(Instructions for the task):
From the records, pick out and copy each line containing "London".

(Exercise input):
########################################

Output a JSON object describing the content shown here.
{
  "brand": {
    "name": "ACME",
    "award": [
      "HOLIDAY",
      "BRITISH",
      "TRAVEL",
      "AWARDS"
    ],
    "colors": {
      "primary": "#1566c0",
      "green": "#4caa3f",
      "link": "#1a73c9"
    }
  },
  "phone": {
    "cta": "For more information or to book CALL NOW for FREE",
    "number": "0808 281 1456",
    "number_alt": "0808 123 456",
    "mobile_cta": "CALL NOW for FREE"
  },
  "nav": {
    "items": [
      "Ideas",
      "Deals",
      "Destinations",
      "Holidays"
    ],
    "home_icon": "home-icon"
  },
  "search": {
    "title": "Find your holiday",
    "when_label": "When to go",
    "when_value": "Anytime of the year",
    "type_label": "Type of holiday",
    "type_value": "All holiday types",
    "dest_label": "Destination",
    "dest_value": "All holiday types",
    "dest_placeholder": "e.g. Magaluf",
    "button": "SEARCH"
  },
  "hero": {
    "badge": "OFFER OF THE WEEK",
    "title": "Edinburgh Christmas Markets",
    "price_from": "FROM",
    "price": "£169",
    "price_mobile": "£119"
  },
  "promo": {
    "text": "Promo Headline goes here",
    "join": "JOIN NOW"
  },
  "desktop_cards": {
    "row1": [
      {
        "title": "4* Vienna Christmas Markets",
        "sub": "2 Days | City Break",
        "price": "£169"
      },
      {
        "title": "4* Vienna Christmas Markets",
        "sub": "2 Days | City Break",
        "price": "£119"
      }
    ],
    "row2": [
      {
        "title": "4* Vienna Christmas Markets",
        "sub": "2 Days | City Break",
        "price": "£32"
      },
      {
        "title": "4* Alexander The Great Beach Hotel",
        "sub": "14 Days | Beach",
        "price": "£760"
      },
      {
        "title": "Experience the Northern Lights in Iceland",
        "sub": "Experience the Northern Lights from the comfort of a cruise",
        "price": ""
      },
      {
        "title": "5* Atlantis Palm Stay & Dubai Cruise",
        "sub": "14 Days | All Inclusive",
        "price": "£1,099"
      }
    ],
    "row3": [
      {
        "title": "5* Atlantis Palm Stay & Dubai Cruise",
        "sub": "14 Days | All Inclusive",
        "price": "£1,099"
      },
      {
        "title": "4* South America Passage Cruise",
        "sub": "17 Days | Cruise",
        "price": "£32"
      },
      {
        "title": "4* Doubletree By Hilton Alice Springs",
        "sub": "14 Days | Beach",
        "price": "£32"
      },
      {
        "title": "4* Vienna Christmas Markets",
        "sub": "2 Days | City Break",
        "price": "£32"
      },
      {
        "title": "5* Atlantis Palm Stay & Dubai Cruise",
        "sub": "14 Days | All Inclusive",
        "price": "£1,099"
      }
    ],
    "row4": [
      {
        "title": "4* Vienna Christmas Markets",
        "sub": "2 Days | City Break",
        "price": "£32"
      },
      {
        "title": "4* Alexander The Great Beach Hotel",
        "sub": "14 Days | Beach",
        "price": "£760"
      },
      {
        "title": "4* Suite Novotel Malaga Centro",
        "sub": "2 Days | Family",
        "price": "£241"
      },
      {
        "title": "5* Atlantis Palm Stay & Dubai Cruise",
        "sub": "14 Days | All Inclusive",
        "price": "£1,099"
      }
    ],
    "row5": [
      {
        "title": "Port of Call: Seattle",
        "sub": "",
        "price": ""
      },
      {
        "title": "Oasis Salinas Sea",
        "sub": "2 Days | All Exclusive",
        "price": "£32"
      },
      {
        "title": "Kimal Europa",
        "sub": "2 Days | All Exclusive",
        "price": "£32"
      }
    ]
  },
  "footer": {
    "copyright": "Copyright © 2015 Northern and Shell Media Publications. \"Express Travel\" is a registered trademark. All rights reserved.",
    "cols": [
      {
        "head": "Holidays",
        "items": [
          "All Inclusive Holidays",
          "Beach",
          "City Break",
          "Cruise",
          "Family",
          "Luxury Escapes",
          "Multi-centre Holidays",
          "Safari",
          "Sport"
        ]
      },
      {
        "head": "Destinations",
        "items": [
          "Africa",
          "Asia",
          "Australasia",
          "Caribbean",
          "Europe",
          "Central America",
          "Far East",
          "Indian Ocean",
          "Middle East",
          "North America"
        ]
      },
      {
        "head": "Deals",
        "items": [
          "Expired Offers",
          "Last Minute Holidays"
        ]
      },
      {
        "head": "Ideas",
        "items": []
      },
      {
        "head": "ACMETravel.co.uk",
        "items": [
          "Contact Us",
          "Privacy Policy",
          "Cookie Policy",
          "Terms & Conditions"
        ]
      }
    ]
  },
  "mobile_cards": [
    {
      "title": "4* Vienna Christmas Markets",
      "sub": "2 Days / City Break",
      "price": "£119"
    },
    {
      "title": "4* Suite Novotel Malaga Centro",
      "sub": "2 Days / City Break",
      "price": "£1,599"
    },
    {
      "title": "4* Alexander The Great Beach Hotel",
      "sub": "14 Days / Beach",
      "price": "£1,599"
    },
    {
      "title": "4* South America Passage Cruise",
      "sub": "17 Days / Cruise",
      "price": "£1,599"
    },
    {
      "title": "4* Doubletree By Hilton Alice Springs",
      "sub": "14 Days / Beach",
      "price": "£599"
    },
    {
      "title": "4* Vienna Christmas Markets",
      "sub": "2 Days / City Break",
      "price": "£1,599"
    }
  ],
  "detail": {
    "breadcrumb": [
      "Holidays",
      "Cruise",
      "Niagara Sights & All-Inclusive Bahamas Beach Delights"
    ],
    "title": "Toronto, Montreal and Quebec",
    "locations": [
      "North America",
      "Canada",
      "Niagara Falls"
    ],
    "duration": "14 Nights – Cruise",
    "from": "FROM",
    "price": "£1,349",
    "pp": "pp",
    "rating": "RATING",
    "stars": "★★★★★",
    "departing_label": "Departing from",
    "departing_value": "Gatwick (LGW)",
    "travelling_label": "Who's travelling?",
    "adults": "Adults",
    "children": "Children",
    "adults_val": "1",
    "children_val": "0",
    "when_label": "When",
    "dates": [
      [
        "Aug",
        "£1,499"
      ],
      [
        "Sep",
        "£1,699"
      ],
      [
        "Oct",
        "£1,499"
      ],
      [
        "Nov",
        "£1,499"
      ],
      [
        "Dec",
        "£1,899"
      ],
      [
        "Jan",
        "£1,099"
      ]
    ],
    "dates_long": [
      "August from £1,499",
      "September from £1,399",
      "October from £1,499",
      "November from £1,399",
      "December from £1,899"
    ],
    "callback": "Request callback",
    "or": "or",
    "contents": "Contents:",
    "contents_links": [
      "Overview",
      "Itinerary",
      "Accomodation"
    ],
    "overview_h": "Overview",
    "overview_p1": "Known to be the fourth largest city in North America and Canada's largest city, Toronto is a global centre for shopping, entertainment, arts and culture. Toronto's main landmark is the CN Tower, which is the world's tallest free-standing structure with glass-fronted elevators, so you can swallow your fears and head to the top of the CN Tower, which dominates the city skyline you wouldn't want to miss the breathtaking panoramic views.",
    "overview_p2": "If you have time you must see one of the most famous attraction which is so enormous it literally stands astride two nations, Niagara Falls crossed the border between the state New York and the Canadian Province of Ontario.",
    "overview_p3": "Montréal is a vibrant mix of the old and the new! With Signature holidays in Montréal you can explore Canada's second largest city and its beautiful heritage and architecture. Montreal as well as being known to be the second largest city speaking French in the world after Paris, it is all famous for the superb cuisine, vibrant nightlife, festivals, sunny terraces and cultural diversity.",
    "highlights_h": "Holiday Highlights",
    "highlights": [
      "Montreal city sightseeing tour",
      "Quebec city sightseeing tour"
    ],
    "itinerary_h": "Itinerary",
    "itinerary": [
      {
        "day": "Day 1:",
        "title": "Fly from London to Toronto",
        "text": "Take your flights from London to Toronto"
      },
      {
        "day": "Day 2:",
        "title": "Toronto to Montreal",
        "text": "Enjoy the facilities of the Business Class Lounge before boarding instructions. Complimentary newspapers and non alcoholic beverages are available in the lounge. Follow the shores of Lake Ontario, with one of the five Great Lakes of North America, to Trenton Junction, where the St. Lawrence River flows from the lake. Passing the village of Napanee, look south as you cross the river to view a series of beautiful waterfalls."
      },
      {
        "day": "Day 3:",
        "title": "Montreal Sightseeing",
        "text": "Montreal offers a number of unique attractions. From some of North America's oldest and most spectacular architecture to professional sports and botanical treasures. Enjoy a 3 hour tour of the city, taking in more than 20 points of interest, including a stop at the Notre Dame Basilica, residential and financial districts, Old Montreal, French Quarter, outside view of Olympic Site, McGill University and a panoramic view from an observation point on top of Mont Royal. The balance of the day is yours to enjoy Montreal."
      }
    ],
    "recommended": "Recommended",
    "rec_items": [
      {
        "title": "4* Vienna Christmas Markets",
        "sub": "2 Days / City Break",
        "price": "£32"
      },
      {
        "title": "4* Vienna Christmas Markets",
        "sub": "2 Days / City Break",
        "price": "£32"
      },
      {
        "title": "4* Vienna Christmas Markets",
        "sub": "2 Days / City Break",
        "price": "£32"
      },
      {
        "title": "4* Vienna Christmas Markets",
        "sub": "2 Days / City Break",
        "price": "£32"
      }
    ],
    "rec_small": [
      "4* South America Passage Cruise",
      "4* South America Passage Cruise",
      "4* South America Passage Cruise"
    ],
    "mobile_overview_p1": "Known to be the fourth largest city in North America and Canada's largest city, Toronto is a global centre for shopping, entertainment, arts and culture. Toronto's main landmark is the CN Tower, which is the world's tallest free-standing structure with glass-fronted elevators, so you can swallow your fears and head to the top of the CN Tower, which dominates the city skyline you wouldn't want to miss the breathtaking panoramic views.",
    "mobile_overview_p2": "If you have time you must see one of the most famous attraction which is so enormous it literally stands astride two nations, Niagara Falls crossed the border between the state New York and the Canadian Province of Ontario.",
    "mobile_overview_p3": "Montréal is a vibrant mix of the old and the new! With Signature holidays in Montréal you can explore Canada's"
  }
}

########################################

(Answer to the problem):
        "title": "Fly from London to Toronto",
        "text": "Take your flights from London to Toronto"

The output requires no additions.